* _Brief_
Count up the lines in the following listing that hold the word "различные", then give only that count.

Stored records
"""

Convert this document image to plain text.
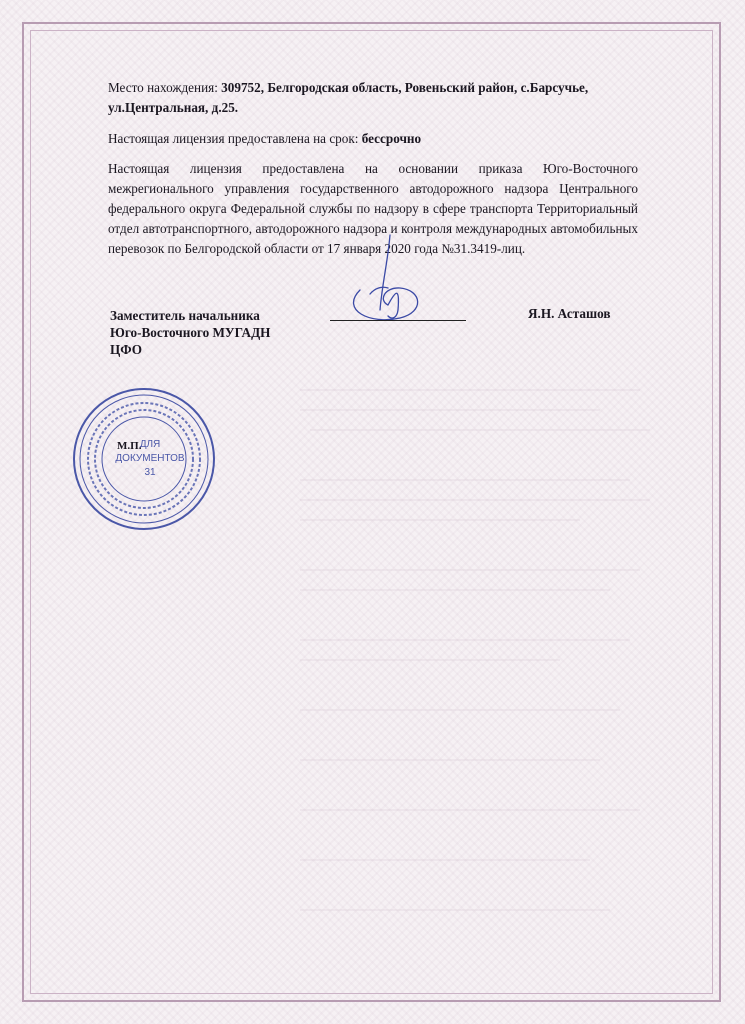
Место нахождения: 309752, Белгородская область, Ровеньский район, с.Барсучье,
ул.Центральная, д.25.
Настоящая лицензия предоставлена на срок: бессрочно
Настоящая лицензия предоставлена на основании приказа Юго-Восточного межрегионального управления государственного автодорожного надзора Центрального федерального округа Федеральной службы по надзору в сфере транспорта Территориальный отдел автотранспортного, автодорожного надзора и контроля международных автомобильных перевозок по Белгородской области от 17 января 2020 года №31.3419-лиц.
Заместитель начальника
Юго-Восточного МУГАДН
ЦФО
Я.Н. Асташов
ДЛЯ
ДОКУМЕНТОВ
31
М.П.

"""
"""

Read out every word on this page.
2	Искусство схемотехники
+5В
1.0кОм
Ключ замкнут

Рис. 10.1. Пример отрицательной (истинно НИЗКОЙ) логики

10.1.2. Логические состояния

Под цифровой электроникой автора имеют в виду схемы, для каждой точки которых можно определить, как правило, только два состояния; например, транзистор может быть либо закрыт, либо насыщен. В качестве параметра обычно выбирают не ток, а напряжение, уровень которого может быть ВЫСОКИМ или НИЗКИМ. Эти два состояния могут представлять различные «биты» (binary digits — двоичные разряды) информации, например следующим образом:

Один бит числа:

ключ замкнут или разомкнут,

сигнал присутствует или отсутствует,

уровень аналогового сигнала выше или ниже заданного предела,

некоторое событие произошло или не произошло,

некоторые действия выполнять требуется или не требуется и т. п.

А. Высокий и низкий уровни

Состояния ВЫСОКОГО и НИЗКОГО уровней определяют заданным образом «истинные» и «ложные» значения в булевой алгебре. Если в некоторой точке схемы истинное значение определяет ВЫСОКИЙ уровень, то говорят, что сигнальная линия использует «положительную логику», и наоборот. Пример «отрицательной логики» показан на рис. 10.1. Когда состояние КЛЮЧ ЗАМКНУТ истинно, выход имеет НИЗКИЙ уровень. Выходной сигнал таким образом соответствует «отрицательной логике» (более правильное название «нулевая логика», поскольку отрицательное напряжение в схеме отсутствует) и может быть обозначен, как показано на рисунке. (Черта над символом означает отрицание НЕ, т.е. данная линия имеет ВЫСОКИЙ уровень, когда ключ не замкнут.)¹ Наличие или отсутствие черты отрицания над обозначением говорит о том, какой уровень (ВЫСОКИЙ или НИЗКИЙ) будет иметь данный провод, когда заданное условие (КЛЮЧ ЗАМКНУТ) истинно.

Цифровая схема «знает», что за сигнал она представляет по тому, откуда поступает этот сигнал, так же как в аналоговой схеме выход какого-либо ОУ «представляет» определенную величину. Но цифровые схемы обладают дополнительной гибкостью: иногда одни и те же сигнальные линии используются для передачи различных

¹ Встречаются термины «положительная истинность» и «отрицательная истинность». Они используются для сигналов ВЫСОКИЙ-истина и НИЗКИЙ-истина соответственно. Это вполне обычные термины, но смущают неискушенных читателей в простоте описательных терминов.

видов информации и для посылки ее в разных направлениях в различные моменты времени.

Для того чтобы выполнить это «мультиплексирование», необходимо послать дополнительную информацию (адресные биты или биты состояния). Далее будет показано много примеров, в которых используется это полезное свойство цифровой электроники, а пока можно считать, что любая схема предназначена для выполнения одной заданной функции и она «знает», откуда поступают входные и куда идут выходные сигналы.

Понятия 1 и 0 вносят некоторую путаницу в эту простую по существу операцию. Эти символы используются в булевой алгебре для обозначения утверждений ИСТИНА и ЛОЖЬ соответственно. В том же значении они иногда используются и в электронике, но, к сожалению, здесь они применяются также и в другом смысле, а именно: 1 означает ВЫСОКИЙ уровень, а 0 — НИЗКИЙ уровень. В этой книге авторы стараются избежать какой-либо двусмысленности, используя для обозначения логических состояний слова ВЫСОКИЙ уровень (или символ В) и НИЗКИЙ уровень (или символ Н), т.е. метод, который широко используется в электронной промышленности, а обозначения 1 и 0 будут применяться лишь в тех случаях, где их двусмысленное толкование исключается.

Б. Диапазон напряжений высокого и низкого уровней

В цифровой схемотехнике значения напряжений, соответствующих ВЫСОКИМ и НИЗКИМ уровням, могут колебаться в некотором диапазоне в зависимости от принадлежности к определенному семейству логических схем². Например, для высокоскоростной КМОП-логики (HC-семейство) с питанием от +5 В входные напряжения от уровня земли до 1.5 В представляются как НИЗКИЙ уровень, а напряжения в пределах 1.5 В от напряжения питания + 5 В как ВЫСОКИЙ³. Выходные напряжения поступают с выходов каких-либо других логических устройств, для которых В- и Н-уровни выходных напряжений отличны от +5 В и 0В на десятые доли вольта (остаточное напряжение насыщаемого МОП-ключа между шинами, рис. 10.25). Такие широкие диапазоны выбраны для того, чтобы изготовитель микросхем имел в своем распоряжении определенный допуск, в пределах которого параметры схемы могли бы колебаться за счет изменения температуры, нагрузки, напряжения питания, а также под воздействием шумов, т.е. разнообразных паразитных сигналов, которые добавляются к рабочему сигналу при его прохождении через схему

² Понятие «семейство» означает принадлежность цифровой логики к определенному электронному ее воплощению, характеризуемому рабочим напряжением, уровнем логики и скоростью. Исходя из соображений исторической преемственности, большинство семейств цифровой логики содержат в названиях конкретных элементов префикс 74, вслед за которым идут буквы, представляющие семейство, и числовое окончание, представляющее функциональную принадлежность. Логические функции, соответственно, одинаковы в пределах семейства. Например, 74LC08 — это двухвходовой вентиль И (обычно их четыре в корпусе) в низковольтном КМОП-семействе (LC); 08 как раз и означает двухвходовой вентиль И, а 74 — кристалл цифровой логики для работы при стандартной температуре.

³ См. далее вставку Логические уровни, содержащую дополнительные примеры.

"""

* _Worked answer_
2